(Figure record listings)
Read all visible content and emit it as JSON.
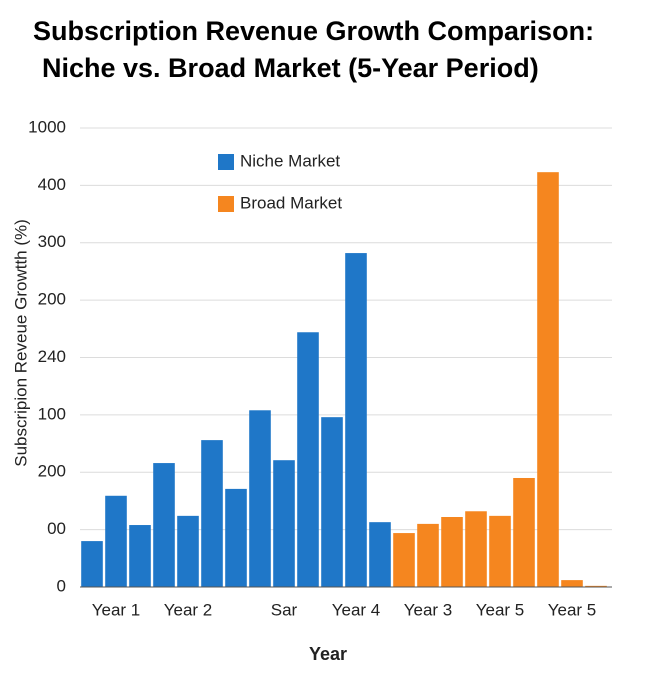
{
  "chart_data": {
    "type": "bar",
    "title": [
      "Subscription Revenue Growth Comparison:",
      "Niche vs. Broad Market (5-Year Period)"
    ],
    "y_label": "Subscripion Reveue Growtth (%)",
    "x_label": "Year",
    "categories": [
      null,
      "Year 1",
      null,
      null,
      "Year 2",
      null,
      null,
      null,
      "Sar",
      null,
      null,
      "Year 4",
      null,
      null,
      "Year 3",
      null,
      null,
      "Year 5",
      null,
      null,
      "Year 5",
      null
    ],
    "series": [
      {
        "name": "Niche Market",
        "color": "#1f77c8",
        "values": [
          0.8,
          1.59,
          1.08,
          2.16,
          1.24,
          2.56,
          1.71,
          3.08,
          2.21,
          4.44,
          2.96,
          5.82,
          1.13,
          null,
          null,
          null,
          null,
          null,
          null,
          null,
          null,
          null
        ]
      },
      {
        "name": "Broad Market",
        "color": "#f5861f",
        "values": [
          null,
          null,
          null,
          null,
          null,
          null,
          null,
          null,
          null,
          null,
          null,
          null,
          null,
          0.94,
          1.1,
          1.22,
          1.32,
          1.24,
          1.9,
          7.23,
          0.12,
          0.02
        ]
      }
    ],
    "ylim": [
      0,
      8
    ],
    "yticks": [
      {
        "value": 0,
        "label": "0"
      },
      {
        "value": 1,
        "label": "00"
      },
      {
        "value": 2,
        "label": "200"
      },
      {
        "value": 3,
        "label": "100"
      },
      {
        "value": 4,
        "label": "240"
      },
      {
        "value": 5,
        "label": "200"
      },
      {
        "value": 6,
        "label": "300"
      },
      {
        "value": 7,
        "label": "400"
      },
      {
        "value": 8,
        "label": "1000"
      }
    ],
    "grid": true,
    "legend": "top"
  }
}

Stated exercise → Leave out the pictures and retype every line above exactly.

Task solution →
Read all visible content and emit it as JSON.
{
  "chart_data": {
    "type": "bar",
    "title": [
      "Subscription Revenue Growth Comparison:",
      "Niche vs. Broad Market (5-Year Period)"
    ],
    "y_label": "Subscripion Reveue Growtth (%)",
    "x_label": "Year",
    "categories": [
      null,
      "Year 1",
      null,
      null,
      "Year 2",
      null,
      null,
      null,
      "Sar",
      null,
      null,
      "Year 4",
      null,
      null,
      "Year 3",
      null,
      null,
      "Year 5",
      null,
      null,
      "Year 5",
      null
    ],
    "series": [
      {
        "name": "Niche Market",
        "color": "#1f77c8",
        "values": [
          0.8,
          1.59,
          1.08,
          2.16,
          1.24,
          2.56,
          1.71,
          3.08,
          2.21,
          4.44,
          2.96,
          5.82,
          1.13,
          null,
          null,
          null,
          null,
          null,
          null,
          null,
          null,
          null
        ]
      },
      {
        "name": "Broad Market",
        "color": "#f5861f",
        "values": [
          null,
          null,
          null,
          null,
          null,
          null,
          null,
          null,
          null,
          null,
          null,
          null,
          null,
          0.94,
          1.1,
          1.22,
          1.32,
          1.24,
          1.9,
          7.23,
          0.12,
          0.02
        ]
      }
    ],
    "ylim": [
      0,
      8
    ],
    "yticks": [
      {
        "value": 0,
        "label": "0"
      },
      {
        "value": 1,
        "label": "00"
      },
      {
        "value": 2,
        "label": "200"
      },
      {
        "value": 3,
        "label": "100"
      },
      {
        "value": 4,
        "label": "240"
      },
      {
        "value": 5,
        "label": "200"
      },
      {
        "value": 6,
        "label": "300"
      },
      {
        "value": 7,
        "label": "400"
      },
      {
        "value": 8,
        "label": "1000"
      }
    ],
    "grid": true,
    "legend": "top"
  }
}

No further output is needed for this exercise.